PROBLEM DESCRIPTION -
All lines in which the word "Market" occurs are to be extracted.

ROWS -
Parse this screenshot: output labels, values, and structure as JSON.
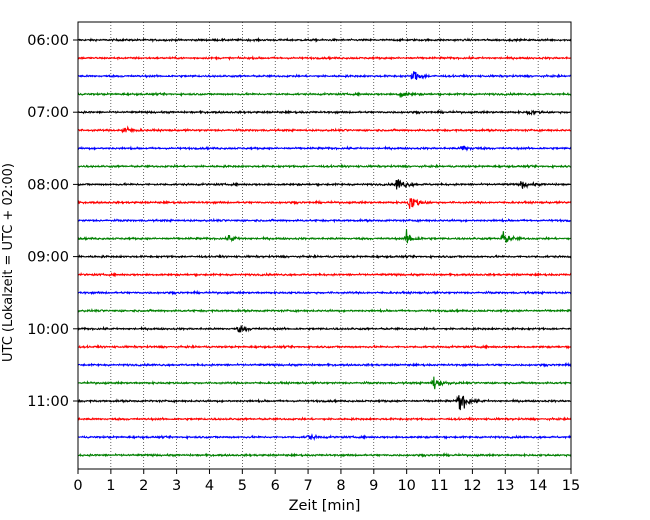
{
  "chart_data": {
    "type": "line",
    "title": "",
    "xlabel": "Zeit  [min]",
    "ylabel": "UTC (Lokalzeit = UTC + 02:00)",
    "xlim": [
      0,
      15
    ],
    "xticks": [
      0,
      1,
      2,
      3,
      4,
      5,
      6,
      7,
      8,
      9,
      10,
      11,
      12,
      13,
      14,
      15
    ],
    "grid": "vertical dotted",
    "row_interval_minutes": 15,
    "start_time": "06:00",
    "row_count": 24,
    "color_cycle": [
      "#000000",
      "#ff0000",
      "#0000ff",
      "#008000"
    ],
    "ytick_labels": [
      "06:00",
      "07:00",
      "08:00",
      "09:00",
      "10:00",
      "11:00"
    ],
    "events": [
      {
        "row_time": "06:30",
        "minute": 10.2,
        "amplitude": 0.7
      },
      {
        "row_time": "06:45",
        "minute": 9.8,
        "amplitude": 0.4
      },
      {
        "row_time": "07:00",
        "minute": 13.7,
        "amplitude": 0.3
      },
      {
        "row_time": "07:15",
        "minute": 1.4,
        "amplitude": 0.5
      },
      {
        "row_time": "07:30",
        "minute": 11.7,
        "amplitude": 0.4
      },
      {
        "row_time": "08:00",
        "minute": 9.7,
        "amplitude": 0.8
      },
      {
        "row_time": "08:00",
        "minute": 13.5,
        "amplitude": 0.4
      },
      {
        "row_time": "08:15",
        "minute": 10.1,
        "amplitude": 0.9
      },
      {
        "row_time": "08:45",
        "minute": 4.6,
        "amplitude": 0.4
      },
      {
        "row_time": "08:45",
        "minute": 10.0,
        "amplitude": 0.7
      },
      {
        "row_time": "08:45",
        "minute": 12.9,
        "amplitude": 0.8
      },
      {
        "row_time": "10:00",
        "minute": 4.9,
        "amplitude": 0.4
      },
      {
        "row_time": "10:45",
        "minute": 10.8,
        "amplitude": 0.8
      },
      {
        "row_time": "11:00",
        "minute": 11.6,
        "amplitude": 1.3
      },
      {
        "row_time": "11:30",
        "minute": 7.0,
        "amplitude": 0.3
      }
    ]
  }
}
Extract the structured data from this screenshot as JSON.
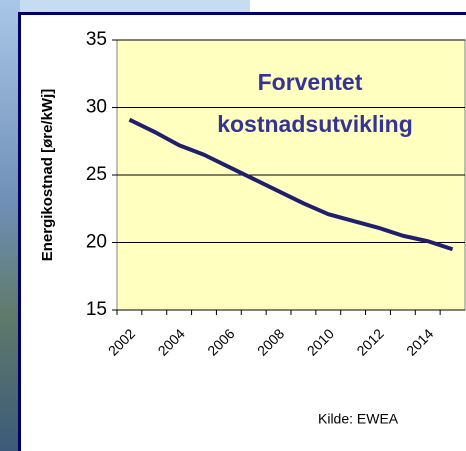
{
  "chart_data": {
    "type": "line",
    "title": [
      "Forventet",
      "kostnadsutvikling"
    ],
    "y_label": "Energikostnad [øre/kWj]",
    "source": "Kilde: EWEA",
    "categories": [
      "2002",
      null,
      "2004",
      null,
      "2006",
      null,
      "2008",
      null,
      "2010",
      null,
      "2012",
      null,
      "2014",
      null
    ],
    "series": [
      {
        "color": "#1f1f6e",
        "values": [
          29.1,
          28.2,
          27.2,
          26.5,
          25.6,
          24.7,
          23.8,
          22.9,
          22.1,
          21.6,
          21.1,
          20.5,
          20.1,
          19.5
        ]
      }
    ],
    "ylim": [
      15,
      35
    ],
    "yticks": [
      15,
      20,
      25,
      30,
      35
    ],
    "grid": true
  }
}
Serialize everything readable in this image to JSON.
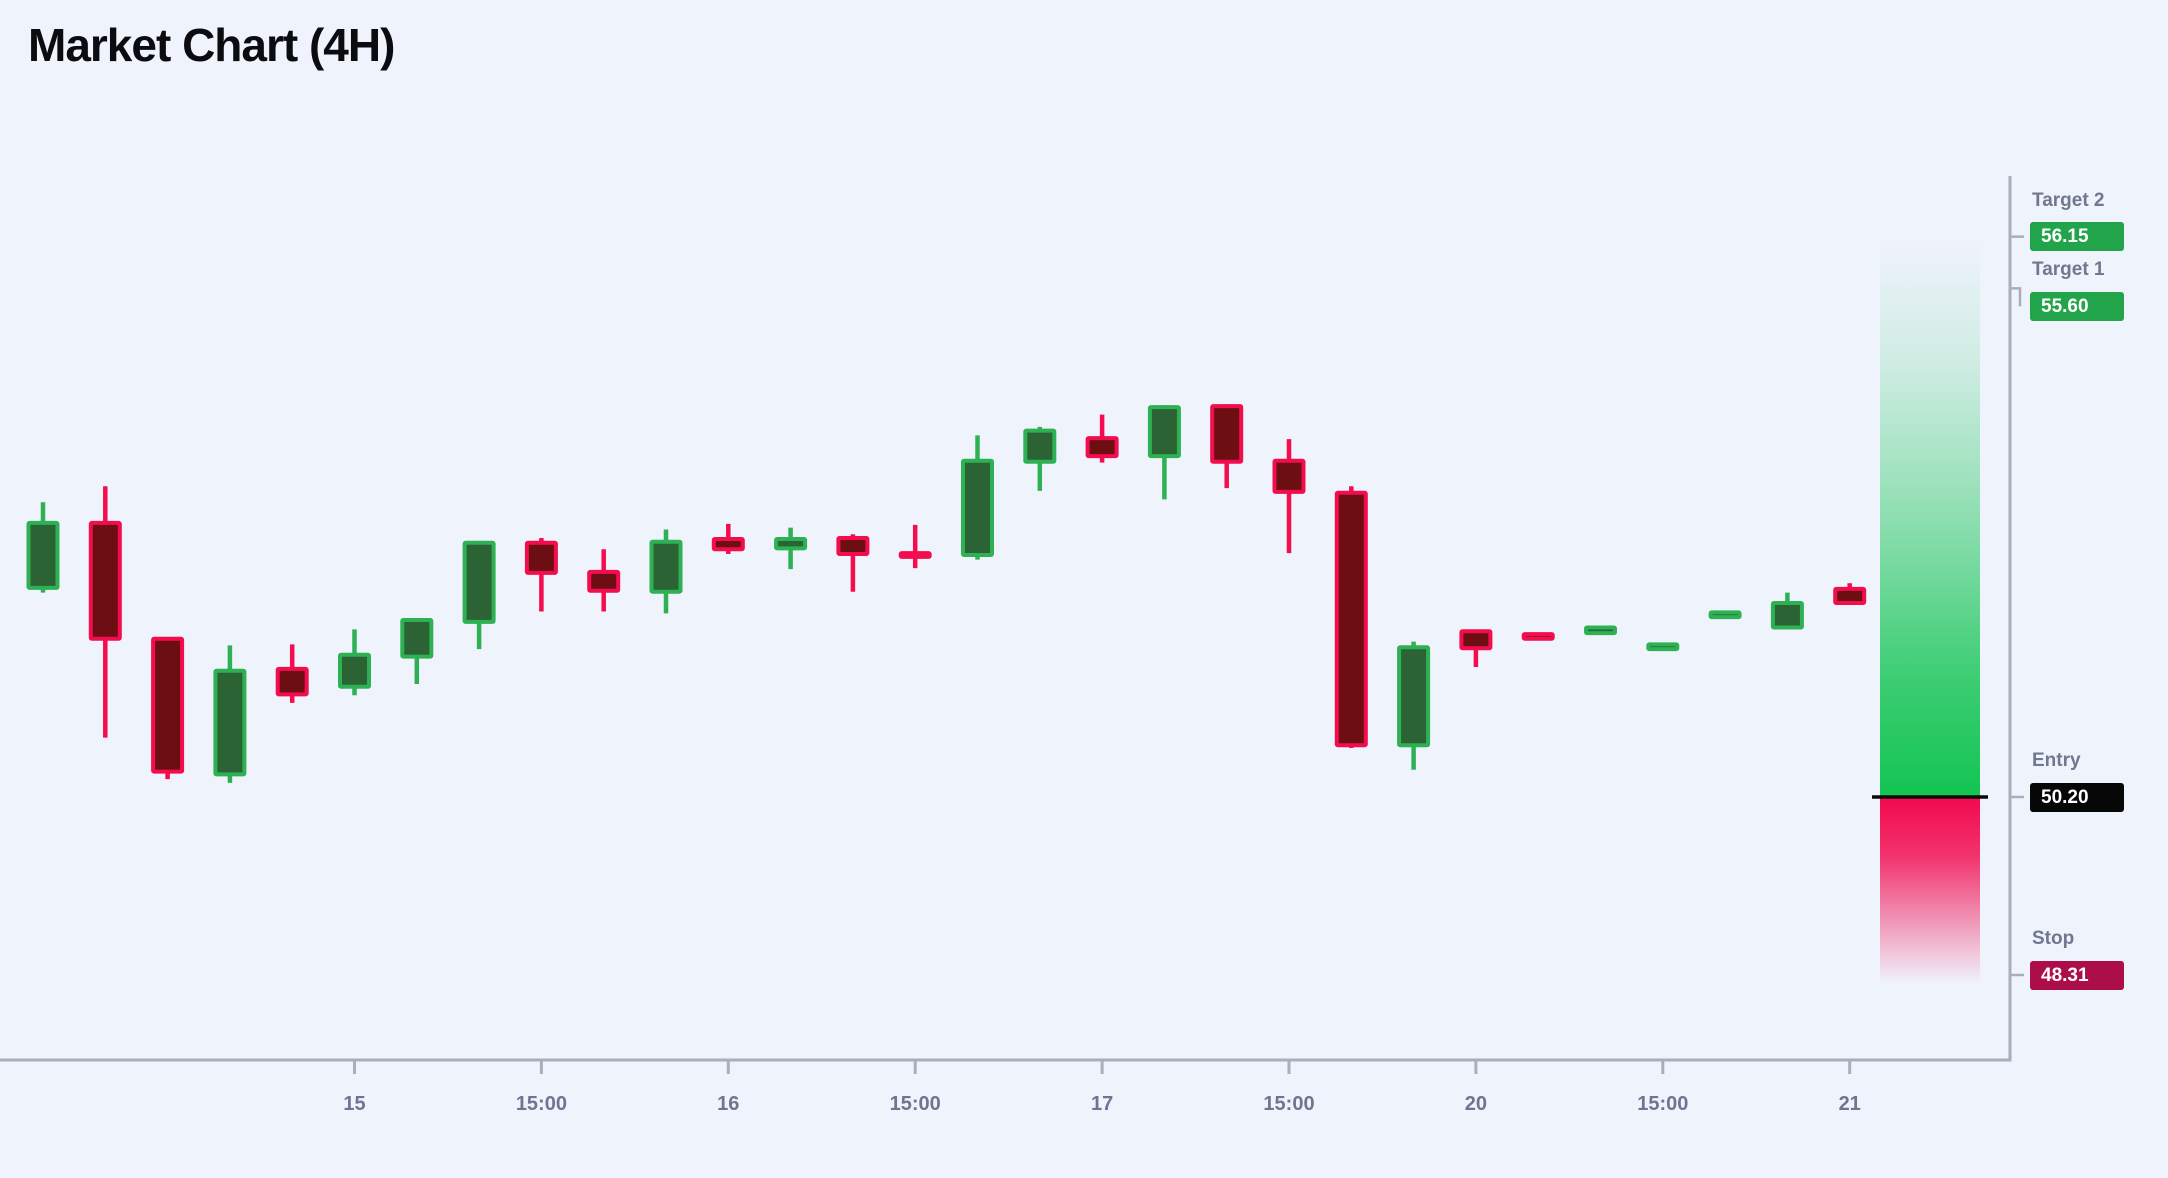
{
  "title": "Market Chart (4H)",
  "colors": {
    "background": "#eff3fc",
    "title_color": "#0a0c10",
    "bull_border": "#2db153",
    "bull_fill": "#2b6334",
    "bear_border": "#f30d4e",
    "bear_fill": "#6d0e13",
    "axis": "#a9aebc",
    "tick_label": "#6f7590",
    "level_label": "#70778f",
    "badge_text": "#ffffff",
    "target_badge_bg": "#22a44b",
    "entry_badge_bg": "#070707",
    "stop_badge_bg": "#ac0e49",
    "zone_green": "#12c452",
    "zone_red": "#f2094e",
    "entry_line": "#0b0b0b"
  },
  "levels": {
    "target2": {
      "label": "Target 2",
      "value": "56.15",
      "price": 56.15
    },
    "target1": {
      "label": "Target 1",
      "value": "55.60",
      "price": 55.6
    },
    "entry": {
      "label": "Entry",
      "value": "50.20",
      "price": 50.2
    },
    "stop": {
      "label": "Stop",
      "value": "48.31",
      "price": 48.31
    }
  },
  "chart_data": {
    "type": "candlestick",
    "title": "Market Chart (4H)",
    "timeframe": "4H",
    "x_ticks": [
      {
        "index": 5,
        "label": "15"
      },
      {
        "index": 8,
        "label": "15:00"
      },
      {
        "index": 11,
        "label": "16"
      },
      {
        "index": 14,
        "label": "15:00"
      },
      {
        "index": 17,
        "label": "17"
      },
      {
        "index": 20,
        "label": "15:00"
      },
      {
        "index": 23,
        "label": "20"
      },
      {
        "index": 26,
        "label": "15:00"
      },
      {
        "index": 29,
        "label": "21"
      }
    ],
    "price_levels": {
      "entry": 50.2,
      "stop": 48.31,
      "target1": 55.6,
      "target2": 56.15
    },
    "ylim": [
      48.0,
      56.5
    ],
    "candles": [
      {
        "o": 52.42,
        "h": 53.33,
        "l": 52.37,
        "c": 53.11
      },
      {
        "o": 53.11,
        "h": 53.5,
        "l": 50.83,
        "c": 51.88
      },
      {
        "o": 51.88,
        "h": 51.88,
        "l": 50.39,
        "c": 50.47
      },
      {
        "o": 50.44,
        "h": 51.81,
        "l": 50.35,
        "c": 51.54
      },
      {
        "o": 51.56,
        "h": 51.82,
        "l": 51.2,
        "c": 51.29
      },
      {
        "o": 51.37,
        "h": 51.98,
        "l": 51.28,
        "c": 51.71
      },
      {
        "o": 51.69,
        "h": 52.1,
        "l": 51.4,
        "c": 52.08
      },
      {
        "o": 52.06,
        "h": 52.92,
        "l": 51.77,
        "c": 52.9
      },
      {
        "o": 52.9,
        "h": 52.95,
        "l": 52.17,
        "c": 52.58
      },
      {
        "o": 52.59,
        "h": 52.83,
        "l": 52.17,
        "c": 52.39
      },
      {
        "o": 52.38,
        "h": 53.04,
        "l": 52.15,
        "c": 52.91
      },
      {
        "o": 52.94,
        "h": 53.1,
        "l": 52.78,
        "c": 52.83
      },
      {
        "o": 52.84,
        "h": 53.06,
        "l": 52.62,
        "c": 52.94
      },
      {
        "o": 52.95,
        "h": 52.99,
        "l": 52.38,
        "c": 52.78
      },
      {
        "o": 52.79,
        "h": 53.09,
        "l": 52.63,
        "c": 52.75
      },
      {
        "o": 52.77,
        "h": 54.04,
        "l": 52.72,
        "c": 53.77
      },
      {
        "o": 53.76,
        "h": 54.13,
        "l": 53.45,
        "c": 54.09
      },
      {
        "o": 54.01,
        "h": 54.26,
        "l": 53.75,
        "c": 53.82
      },
      {
        "o": 53.82,
        "h": 54.36,
        "l": 53.36,
        "c": 54.34
      },
      {
        "o": 54.35,
        "h": 54.37,
        "l": 53.48,
        "c": 53.76
      },
      {
        "o": 53.77,
        "h": 54.0,
        "l": 52.79,
        "c": 53.44
      },
      {
        "o": 53.43,
        "h": 53.5,
        "l": 50.72,
        "c": 50.75
      },
      {
        "o": 50.75,
        "h": 51.85,
        "l": 50.49,
        "c": 51.79
      },
      {
        "o": 51.96,
        "h": 51.96,
        "l": 51.58,
        "c": 51.78
      },
      {
        "o": 51.93,
        "h": 51.93,
        "l": 51.88,
        "c": 51.88
      },
      {
        "o": 51.94,
        "h": 52.0,
        "l": 51.94,
        "c": 52.0
      },
      {
        "o": 51.77,
        "h": 51.82,
        "l": 51.77,
        "c": 51.82
      },
      {
        "o": 52.11,
        "h": 52.16,
        "l": 52.11,
        "c": 52.16
      },
      {
        "o": 52.0,
        "h": 52.37,
        "l": 52.0,
        "c": 52.26
      },
      {
        "o": 52.41,
        "h": 52.47,
        "l": 52.26,
        "c": 52.26
      }
    ]
  }
}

FULL RESPONSE -
  "title": "Market Chart (4H)",
    "title": "Market Chart (4H)",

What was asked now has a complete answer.